▶ What is needed: Every line below that contains "JSON" is to be copied.

Stored data:
'''

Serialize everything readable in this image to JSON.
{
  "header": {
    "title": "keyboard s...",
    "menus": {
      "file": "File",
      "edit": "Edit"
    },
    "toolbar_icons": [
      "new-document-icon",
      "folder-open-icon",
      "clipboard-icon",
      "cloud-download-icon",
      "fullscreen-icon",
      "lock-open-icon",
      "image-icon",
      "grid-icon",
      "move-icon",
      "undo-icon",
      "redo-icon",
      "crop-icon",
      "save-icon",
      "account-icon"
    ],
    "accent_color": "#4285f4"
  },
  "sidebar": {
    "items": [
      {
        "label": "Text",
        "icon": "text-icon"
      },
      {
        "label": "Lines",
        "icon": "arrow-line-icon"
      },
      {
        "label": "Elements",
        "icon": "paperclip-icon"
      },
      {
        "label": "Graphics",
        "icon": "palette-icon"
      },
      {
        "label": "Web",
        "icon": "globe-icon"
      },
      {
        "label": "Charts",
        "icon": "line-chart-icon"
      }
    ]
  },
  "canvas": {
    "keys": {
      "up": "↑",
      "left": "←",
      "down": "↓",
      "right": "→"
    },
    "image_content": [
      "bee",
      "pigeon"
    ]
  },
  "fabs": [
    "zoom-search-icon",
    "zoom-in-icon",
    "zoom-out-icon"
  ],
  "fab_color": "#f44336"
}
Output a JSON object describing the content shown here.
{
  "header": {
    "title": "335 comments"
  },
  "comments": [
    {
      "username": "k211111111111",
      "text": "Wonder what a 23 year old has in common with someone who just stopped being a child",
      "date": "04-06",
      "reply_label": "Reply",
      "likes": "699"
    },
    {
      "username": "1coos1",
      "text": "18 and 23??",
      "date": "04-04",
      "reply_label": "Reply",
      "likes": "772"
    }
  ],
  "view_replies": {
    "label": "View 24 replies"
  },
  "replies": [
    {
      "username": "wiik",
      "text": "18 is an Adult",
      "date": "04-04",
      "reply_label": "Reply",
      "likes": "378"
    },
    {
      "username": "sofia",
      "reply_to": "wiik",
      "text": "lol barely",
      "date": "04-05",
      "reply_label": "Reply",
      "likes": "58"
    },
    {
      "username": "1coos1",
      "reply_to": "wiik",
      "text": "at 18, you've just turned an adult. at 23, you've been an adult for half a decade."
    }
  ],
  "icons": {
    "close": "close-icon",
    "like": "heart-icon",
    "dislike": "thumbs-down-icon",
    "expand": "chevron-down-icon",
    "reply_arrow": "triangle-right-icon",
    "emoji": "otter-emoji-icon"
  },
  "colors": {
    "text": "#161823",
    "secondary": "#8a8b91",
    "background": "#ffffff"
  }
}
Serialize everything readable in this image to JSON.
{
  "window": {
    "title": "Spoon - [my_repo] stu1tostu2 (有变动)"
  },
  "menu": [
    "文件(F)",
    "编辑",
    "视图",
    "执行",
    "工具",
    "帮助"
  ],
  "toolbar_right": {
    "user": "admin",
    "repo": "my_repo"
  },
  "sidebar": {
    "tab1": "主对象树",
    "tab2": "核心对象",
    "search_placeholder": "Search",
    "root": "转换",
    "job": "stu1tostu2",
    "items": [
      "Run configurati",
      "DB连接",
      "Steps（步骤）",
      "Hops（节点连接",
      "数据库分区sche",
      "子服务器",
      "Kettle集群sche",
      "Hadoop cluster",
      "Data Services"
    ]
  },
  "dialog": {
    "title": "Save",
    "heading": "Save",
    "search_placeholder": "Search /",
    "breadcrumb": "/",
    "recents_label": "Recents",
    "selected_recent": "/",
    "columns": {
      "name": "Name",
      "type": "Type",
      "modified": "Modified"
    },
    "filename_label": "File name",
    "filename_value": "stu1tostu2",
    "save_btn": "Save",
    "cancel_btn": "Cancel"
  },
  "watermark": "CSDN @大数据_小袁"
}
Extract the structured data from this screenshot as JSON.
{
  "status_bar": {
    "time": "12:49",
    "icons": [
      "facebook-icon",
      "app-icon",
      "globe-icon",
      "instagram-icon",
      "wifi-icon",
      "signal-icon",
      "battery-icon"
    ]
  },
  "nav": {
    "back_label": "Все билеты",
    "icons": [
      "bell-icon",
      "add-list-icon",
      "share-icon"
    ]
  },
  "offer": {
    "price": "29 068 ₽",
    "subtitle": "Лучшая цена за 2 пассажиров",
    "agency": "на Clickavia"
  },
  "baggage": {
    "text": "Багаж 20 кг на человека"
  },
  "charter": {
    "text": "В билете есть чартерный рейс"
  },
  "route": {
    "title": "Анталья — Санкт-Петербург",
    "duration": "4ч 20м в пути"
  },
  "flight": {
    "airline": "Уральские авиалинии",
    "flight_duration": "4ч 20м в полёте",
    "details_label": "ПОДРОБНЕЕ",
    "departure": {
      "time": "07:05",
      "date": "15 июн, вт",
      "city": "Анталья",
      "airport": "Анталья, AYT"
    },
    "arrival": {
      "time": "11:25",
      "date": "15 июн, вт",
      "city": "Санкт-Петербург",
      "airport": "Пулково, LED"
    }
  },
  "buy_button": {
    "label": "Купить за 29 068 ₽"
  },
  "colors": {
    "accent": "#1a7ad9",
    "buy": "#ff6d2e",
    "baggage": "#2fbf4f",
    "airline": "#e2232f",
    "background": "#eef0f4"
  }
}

'''

▶ Result of this exercise:
Serialize everything readable in this image to JSON.
Output a JSON object describing the content shown here.
Serialize everything readable in this image to JSON.
Extract the structured data from this screenshot as JSON.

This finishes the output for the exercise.